• [The records]:
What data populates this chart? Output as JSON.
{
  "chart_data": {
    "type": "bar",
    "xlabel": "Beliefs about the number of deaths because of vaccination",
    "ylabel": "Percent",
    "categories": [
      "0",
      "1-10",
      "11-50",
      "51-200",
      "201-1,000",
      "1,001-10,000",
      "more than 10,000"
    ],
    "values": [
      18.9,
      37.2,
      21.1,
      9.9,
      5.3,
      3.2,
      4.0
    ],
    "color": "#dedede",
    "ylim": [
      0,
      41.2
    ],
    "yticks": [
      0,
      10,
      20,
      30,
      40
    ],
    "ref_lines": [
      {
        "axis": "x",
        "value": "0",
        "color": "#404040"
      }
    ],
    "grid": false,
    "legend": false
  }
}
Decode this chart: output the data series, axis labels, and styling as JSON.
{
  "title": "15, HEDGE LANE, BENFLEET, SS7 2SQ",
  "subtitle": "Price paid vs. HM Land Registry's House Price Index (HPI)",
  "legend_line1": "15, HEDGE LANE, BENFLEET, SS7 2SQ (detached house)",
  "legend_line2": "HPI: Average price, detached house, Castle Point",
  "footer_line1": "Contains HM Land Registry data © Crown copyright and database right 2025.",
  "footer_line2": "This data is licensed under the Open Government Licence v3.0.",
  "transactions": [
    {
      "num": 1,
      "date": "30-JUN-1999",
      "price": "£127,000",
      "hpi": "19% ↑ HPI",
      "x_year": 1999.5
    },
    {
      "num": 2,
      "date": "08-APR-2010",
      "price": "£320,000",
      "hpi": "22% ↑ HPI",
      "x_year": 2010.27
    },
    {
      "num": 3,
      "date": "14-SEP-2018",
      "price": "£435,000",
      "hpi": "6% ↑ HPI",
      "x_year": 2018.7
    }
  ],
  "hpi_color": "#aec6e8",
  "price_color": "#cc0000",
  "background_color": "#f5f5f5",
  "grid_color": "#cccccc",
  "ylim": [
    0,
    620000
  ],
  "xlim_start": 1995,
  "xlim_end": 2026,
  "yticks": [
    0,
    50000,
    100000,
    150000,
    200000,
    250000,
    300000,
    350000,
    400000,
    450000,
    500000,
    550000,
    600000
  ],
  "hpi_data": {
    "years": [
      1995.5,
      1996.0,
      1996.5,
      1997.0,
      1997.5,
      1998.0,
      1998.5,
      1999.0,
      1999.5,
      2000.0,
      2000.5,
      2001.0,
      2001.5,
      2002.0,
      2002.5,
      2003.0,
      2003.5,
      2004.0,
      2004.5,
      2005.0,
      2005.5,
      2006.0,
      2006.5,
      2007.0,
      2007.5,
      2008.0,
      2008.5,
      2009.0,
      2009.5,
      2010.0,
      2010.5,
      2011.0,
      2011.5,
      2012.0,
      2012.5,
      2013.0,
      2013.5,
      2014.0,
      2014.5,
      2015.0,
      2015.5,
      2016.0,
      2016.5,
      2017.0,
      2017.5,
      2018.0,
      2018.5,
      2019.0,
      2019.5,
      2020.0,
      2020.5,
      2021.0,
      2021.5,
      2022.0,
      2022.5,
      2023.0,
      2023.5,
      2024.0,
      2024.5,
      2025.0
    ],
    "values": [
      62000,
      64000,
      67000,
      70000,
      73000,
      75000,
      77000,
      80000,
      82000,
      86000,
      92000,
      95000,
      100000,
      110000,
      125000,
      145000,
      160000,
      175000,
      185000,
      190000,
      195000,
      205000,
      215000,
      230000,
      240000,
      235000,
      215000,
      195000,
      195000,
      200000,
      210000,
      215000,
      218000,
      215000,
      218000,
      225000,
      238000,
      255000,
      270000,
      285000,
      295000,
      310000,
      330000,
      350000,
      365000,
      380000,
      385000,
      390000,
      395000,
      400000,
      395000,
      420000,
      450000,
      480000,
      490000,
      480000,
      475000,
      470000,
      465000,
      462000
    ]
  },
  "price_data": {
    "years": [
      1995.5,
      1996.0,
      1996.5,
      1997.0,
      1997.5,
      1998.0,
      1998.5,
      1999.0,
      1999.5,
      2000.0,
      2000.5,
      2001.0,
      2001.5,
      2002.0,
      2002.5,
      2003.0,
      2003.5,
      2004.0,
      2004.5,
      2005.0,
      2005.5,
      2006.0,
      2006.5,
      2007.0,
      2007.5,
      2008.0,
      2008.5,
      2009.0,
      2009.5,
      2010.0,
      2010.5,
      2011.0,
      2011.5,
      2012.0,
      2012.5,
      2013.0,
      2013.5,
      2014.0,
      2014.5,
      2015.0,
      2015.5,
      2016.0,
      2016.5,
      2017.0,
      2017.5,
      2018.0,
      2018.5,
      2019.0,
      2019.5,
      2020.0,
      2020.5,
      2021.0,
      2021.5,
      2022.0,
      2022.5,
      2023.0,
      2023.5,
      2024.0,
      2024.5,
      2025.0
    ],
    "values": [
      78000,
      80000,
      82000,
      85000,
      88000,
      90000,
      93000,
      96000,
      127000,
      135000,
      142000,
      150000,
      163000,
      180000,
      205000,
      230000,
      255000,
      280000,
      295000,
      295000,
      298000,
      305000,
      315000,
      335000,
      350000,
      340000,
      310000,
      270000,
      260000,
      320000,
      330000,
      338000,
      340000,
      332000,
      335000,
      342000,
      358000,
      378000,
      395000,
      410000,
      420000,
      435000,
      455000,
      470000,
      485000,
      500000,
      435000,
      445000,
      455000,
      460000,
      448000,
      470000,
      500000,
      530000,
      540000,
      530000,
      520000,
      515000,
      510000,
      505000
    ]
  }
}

• [Work to complete]:
Reproduce all of the entries word for word.

• [Correct output]:
What data populates this chart? Output as JSON.
{
  "chart_data": {
    "type": "bar",
    "xlabel": "Beliefs about the number of deaths because of vaccination",
    "ylabel": "Percent",
    "categories": [
      "0",
      "1-10",
      "11-50",
      "51-200",
      "201-1,000",
      "1,001-10,000",
      "more than 10,000"
    ],
    "values": [
      18.9,
      37.2,
      21.1,
      9.9,
      5.3,
      3.2,
      4.0
    ],
    "color": "#dedede",
    "ylim": [
      0,
      41.2
    ],
    "yticks": [
      0,
      10,
      20,
      30,
      40
    ],
    "ref_lines": [
      {
        "axis": "x",
        "value": "0",
        "color": "#404040"
      }
    ],
    "grid": false,
    "legend": false
  }
}
Decode this chart: output the data series, axis labels, and styling as JSON.
{
  "title": "15, HEDGE LANE, BENFLEET, SS7 2SQ",
  "subtitle": "Price paid vs. HM Land Registry's House Price Index (HPI)",
  "legend_line1": "15, HEDGE LANE, BENFLEET, SS7 2SQ (detached house)",
  "legend_line2": "HPI: Average price, detached house, Castle Point",
  "footer_line1": "Contains HM Land Registry data © Crown copyright and database right 2025.",
  "footer_line2": "This data is licensed under the Open Government Licence v3.0.",
  "transactions": [
    {
      "num": 1,
      "date": "30-JUN-1999",
      "price": "£127,000",
      "hpi": "19% ↑ HPI",
      "x_year": 1999.5
    },
    {
      "num": 2,
      "date": "08-APR-2010",
      "price": "£320,000",
      "hpi": "22% ↑ HPI",
      "x_year": 2010.27
    },
    {
      "num": 3,
      "date": "14-SEP-2018",
      "price": "£435,000",
      "hpi": "6% ↑ HPI",
      "x_year": 2018.7
    }
  ],
  "hpi_color": "#aec6e8",
  "price_color": "#cc0000",
  "background_color": "#f5f5f5",
  "grid_color": "#cccccc",
  "ylim": [
    0,
    620000
  ],
  "xlim_start": 1995,
  "xlim_end": 2026,
  "yticks": [
    0,
    50000,
    100000,
    150000,
    200000,
    250000,
    300000,
    350000,
    400000,
    450000,
    500000,
    550000,
    600000
  ],
  "hpi_data": {
    "years": [
      1995.5,
      1996.0,
      1996.5,
      1997.0,
      1997.5,
      1998.0,
      1998.5,
      1999.0,
      1999.5,
      2000.0,
      2000.5,
      2001.0,
      2001.5,
      2002.0,
      2002.5,
      2003.0,
      2003.5,
      2004.0,
      2004.5,
      2005.0,
      2005.5,
      2006.0,
      2006.5,
      2007.0,
      2007.5,
      2008.0,
      2008.5,
      2009.0,
      2009.5,
      2010.0,
      2010.5,
      2011.0,
      2011.5,
      2012.0,
      2012.5,
      2013.0,
      2013.5,
      2014.0,
      2014.5,
      2015.0,
      2015.5,
      2016.0,
      2016.5,
      2017.0,
      2017.5,
      2018.0,
      2018.5,
      2019.0,
      2019.5,
      2020.0,
      2020.5,
      2021.0,
      2021.5,
      2022.0,
      2022.5,
      2023.0,
      2023.5,
      2024.0,
      2024.5,
      2025.0
    ],
    "values": [
      62000,
      64000,
      67000,
      70000,
      73000,
      75000,
      77000,
      80000,
      82000,
      86000,
      92000,
      95000,
      100000,
      110000,
      125000,
      145000,
      160000,
      175000,
      185000,
      190000,
      195000,
      205000,
      215000,
      230000,
      240000,
      235000,
      215000,
      195000,
      195000,
      200000,
      210000,
      215000,
      218000,
      215000,
      218000,
      225000,
      238000,
      255000,
      270000,
      285000,
      295000,
      310000,
      330000,
      350000,
      365000,
      380000,
      385000,
      390000,
      395000,
      400000,
      395000,
      420000,
      450000,
      480000,
      490000,
      480000,
      475000,
      470000,
      465000,
      462000
    ]
  },
  "price_data": {
    "years": [
      1995.5,
      1996.0,
      1996.5,
      1997.0,
      1997.5,
      1998.0,
      1998.5,
      1999.0,
      1999.5,
      2000.0,
      2000.5,
      2001.0,
      2001.5,
      2002.0,
      2002.5,
      2003.0,
      2003.5,
      2004.0,
      2004.5,
      2005.0,
      2005.5,
      2006.0,
      2006.5,
      2007.0,
      2007.5,
      2008.0,
      2008.5,
      2009.0,
      2009.5,
      2010.0,
      2010.5,
      2011.0,
      2011.5,
      2012.0,
      2012.5,
      2013.0,
      2013.5,
      2014.0,
      2014.5,
      2015.0,
      2015.5,
      2016.0,
      2016.5,
      2017.0,
      2017.5,
      2018.0,
      2018.5,
      2019.0,
      2019.5,
      2020.0,
      2020.5,
      2021.0,
      2021.5,
      2022.0,
      2022.5,
      2023.0,
      2023.5,
      2024.0,
      2024.5,
      2025.0
    ],
    "values": [
      78000,
      80000,
      82000,
      85000,
      88000,
      90000,
      93000,
      96000,
      127000,
      135000,
      142000,
      150000,
      163000,
      180000,
      205000,
      230000,
      255000,
      280000,
      295000,
      295000,
      298000,
      305000,
      315000,
      335000,
      350000,
      340000,
      310000,
      270000,
      260000,
      320000,
      330000,
      338000,
      340000,
      332000,
      335000,
      342000,
      358000,
      378000,
      395000,
      410000,
      420000,
      435000,
      455000,
      470000,
      485000,
      500000,
      435000,
      445000,
      455000,
      460000,
      448000,
      470000,
      500000,
      530000,
      540000,
      530000,
      520000,
      515000,
      510000,
      505000
    ]
  }
}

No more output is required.